- Requirement
Locate every line that holds the string "училищахъ" and copy it.
● ● ● ● ●
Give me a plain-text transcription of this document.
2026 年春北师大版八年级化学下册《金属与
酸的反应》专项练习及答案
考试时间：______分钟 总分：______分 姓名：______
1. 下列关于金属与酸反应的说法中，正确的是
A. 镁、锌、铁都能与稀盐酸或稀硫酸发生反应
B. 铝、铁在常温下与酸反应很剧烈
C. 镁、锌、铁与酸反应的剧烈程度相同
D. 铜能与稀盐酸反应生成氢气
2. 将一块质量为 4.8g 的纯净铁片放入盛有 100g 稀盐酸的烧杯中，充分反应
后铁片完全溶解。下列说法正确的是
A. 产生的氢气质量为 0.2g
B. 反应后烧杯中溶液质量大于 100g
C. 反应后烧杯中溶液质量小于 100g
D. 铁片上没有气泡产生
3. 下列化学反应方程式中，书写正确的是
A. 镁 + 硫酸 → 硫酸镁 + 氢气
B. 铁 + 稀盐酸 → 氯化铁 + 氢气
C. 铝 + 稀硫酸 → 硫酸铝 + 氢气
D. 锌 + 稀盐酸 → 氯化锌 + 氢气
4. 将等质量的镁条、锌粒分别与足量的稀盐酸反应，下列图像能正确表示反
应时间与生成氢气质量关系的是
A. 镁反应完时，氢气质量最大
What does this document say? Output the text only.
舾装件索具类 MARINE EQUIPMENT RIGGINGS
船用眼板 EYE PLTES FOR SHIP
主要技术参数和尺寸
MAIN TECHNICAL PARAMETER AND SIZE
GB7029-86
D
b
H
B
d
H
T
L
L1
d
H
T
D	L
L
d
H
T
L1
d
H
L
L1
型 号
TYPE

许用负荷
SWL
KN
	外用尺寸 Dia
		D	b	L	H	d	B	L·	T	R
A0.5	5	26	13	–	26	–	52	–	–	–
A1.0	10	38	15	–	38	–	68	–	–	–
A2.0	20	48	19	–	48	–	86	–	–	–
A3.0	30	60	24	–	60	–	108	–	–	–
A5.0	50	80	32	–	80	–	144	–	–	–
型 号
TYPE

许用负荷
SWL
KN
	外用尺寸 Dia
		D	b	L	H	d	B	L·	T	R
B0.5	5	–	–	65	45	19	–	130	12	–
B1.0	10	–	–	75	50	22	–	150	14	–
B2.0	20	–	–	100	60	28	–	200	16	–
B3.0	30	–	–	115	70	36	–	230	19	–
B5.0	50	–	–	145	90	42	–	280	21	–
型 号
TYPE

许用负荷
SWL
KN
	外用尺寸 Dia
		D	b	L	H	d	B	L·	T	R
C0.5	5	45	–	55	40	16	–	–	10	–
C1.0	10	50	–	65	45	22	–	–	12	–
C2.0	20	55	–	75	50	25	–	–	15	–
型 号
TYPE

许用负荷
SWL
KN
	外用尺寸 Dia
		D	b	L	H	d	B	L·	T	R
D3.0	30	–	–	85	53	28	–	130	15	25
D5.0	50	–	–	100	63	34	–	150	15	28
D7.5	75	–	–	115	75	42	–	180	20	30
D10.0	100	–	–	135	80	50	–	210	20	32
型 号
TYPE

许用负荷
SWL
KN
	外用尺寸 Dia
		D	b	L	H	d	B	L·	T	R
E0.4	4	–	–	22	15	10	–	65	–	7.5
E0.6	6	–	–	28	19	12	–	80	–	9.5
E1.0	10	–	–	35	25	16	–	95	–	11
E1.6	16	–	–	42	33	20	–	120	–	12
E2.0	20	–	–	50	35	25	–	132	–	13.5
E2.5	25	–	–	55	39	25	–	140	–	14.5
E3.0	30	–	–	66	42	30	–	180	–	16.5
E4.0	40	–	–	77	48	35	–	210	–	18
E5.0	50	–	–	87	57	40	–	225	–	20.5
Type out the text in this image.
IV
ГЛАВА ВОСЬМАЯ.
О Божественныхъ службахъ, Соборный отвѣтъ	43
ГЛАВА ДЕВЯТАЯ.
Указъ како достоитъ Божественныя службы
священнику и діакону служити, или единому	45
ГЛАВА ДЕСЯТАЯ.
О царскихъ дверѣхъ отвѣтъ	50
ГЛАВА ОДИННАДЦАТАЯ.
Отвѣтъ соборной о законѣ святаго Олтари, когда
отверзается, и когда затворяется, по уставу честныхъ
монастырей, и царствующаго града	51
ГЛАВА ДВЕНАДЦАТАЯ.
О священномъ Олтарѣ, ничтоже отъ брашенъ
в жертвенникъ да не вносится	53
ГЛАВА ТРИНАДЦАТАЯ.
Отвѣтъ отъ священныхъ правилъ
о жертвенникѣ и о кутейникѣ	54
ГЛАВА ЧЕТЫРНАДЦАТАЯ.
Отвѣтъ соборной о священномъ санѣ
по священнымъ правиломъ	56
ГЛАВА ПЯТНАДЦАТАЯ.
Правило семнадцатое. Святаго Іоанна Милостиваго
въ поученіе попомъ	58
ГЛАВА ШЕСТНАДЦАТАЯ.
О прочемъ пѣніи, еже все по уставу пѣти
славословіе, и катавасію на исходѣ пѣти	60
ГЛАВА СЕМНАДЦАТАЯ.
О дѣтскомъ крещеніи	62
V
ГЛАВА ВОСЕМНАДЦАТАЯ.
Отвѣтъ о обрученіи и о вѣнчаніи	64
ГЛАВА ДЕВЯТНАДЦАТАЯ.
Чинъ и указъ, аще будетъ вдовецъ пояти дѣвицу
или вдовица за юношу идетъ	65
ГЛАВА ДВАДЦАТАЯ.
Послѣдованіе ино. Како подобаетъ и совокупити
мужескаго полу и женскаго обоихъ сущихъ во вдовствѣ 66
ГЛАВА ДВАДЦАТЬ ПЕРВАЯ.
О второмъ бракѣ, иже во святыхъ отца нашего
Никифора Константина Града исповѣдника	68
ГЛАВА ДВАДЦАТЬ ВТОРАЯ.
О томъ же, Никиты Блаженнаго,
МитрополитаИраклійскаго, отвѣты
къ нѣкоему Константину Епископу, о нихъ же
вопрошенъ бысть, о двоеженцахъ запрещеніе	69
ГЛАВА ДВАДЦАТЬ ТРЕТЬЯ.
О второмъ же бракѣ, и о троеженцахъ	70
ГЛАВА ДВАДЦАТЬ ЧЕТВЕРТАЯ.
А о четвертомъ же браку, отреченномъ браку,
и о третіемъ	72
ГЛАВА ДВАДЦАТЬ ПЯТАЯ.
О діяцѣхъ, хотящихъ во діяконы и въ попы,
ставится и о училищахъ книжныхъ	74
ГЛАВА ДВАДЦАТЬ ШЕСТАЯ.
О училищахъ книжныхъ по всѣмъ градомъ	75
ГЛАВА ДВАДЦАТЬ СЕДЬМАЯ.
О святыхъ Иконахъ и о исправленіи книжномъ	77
● ● ● ● ●
- Answer to the task
ставится и о училищахъ книжныхъ	74
О училищахъ книжныхъ по всѣмъ градомъ	75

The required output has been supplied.